* [TO BE DONE]:
Print all the entries verbatim.

* [SUPPLIED DATA]:
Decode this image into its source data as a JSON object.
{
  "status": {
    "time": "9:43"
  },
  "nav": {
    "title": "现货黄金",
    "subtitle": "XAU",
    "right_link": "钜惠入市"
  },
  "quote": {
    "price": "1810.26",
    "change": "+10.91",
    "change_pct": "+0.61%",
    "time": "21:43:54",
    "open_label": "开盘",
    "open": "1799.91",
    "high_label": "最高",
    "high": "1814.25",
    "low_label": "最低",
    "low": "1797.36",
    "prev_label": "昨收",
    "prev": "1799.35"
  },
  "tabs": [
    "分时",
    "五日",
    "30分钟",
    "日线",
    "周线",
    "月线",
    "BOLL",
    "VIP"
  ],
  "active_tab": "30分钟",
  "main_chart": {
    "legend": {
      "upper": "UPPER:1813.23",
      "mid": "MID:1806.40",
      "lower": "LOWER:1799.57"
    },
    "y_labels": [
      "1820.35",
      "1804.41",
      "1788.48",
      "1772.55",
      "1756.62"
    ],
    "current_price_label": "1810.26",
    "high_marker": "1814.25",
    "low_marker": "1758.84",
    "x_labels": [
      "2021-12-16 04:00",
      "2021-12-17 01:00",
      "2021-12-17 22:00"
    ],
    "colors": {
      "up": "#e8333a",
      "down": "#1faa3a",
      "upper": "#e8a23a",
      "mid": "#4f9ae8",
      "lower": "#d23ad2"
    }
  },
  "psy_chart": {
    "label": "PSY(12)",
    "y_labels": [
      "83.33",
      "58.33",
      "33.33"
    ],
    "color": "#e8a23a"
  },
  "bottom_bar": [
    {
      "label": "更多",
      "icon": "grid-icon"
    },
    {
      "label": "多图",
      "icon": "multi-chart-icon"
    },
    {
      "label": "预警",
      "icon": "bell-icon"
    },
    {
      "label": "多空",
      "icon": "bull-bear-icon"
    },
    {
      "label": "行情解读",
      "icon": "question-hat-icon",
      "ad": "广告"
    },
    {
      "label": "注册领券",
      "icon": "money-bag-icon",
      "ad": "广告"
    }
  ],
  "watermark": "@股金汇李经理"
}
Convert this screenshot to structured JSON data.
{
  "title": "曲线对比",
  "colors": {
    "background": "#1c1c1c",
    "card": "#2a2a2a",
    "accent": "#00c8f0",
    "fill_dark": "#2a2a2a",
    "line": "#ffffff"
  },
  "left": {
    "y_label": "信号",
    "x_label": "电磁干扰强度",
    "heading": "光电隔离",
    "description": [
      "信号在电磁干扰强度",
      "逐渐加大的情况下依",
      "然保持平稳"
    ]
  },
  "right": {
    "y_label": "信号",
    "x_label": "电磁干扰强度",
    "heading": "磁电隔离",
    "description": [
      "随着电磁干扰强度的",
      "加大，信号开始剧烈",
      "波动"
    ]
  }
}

* [RESPONSE]:
Decode this image into its source data as a JSON object.
{
  "status": {
    "time": "9:43"
  },
  "nav": {
    "title": "现货黄金",
    "subtitle": "XAU",
    "right_link": "钜惠入市"
  },
  "quote": {
    "price": "1810.26",
    "change": "+10.91",
    "change_pct": "+0.61%",
    "time": "21:43:54",
    "open_label": "开盘",
    "open": "1799.91",
    "high_label": "最高",
    "high": "1814.25",
    "low_label": "最低",
    "low": "1797.36",
    "prev_label": "昨收",
    "prev": "1799.35"
  },
  "tabs": [
    "分时",
    "五日",
    "30分钟",
    "日线",
    "周线",
    "月线",
    "BOLL",
    "VIP"
  ],
  "active_tab": "30分钟",
  "main_chart": {
    "legend": {
      "upper": "UPPER:1813.23",
      "mid": "MID:1806.40",
      "lower": "LOWER:1799.57"
    },
    "y_labels": [
      "1820.35",
      "1804.41",
      "1788.48",
      "1772.55",
      "1756.62"
    ],
    "current_price_label": "1810.26",
    "high_marker": "1814.25",
    "low_marker": "1758.84",
    "x_labels": [
      "2021-12-16 04:00",
      "2021-12-17 01:00",
      "2021-12-17 22:00"
    ],
    "colors": {
      "up": "#e8333a",
      "down": "#1faa3a",
      "upper": "#e8a23a",
      "mid": "#4f9ae8",
      "lower": "#d23ad2"
    }
  },
  "psy_chart": {
    "label": "PSY(12)",
    "y_labels": [
      "83.33",
      "58.33",
      "33.33"
    ],
    "color": "#e8a23a"
  },
  "bottom_bar": [
    {
      "label": "更多",
      "icon": "grid-icon"
    },
    {
      "label": "多图",
      "icon": "multi-chart-icon"
    },
    {
      "label": "预警",
      "icon": "bell-icon"
    },
    {
      "label": "多空",
      "icon": "bull-bear-icon"
    },
    {
      "label": "行情解读",
      "icon": "question-hat-icon",
      "ad": "广告"
    },
    {
      "label": "注册领券",
      "icon": "money-bag-icon",
      "ad": "广告"
    }
  ],
  "watermark": "@股金汇李经理"
}
Convert this screenshot to structured JSON data.
{
  "title": "曲线对比",
  "colors": {
    "background": "#1c1c1c",
    "card": "#2a2a2a",
    "accent": "#00c8f0",
    "fill_dark": "#2a2a2a",
    "line": "#ffffff"
  },
  "left": {
    "y_label": "信号",
    "x_label": "电磁干扰强度",
    "heading": "光电隔离",
    "description": [
      "信号在电磁干扰强度",
      "逐渐加大的情况下依",
      "然保持平稳"
    ]
  },
  "right": {
    "y_label": "信号",
    "x_label": "电磁干扰强度",
    "heading": "磁电隔离",
    "description": [
      "随着电磁干扰强度的",
      "加大，信号开始剧烈",
      "波动"
    ]
  }
}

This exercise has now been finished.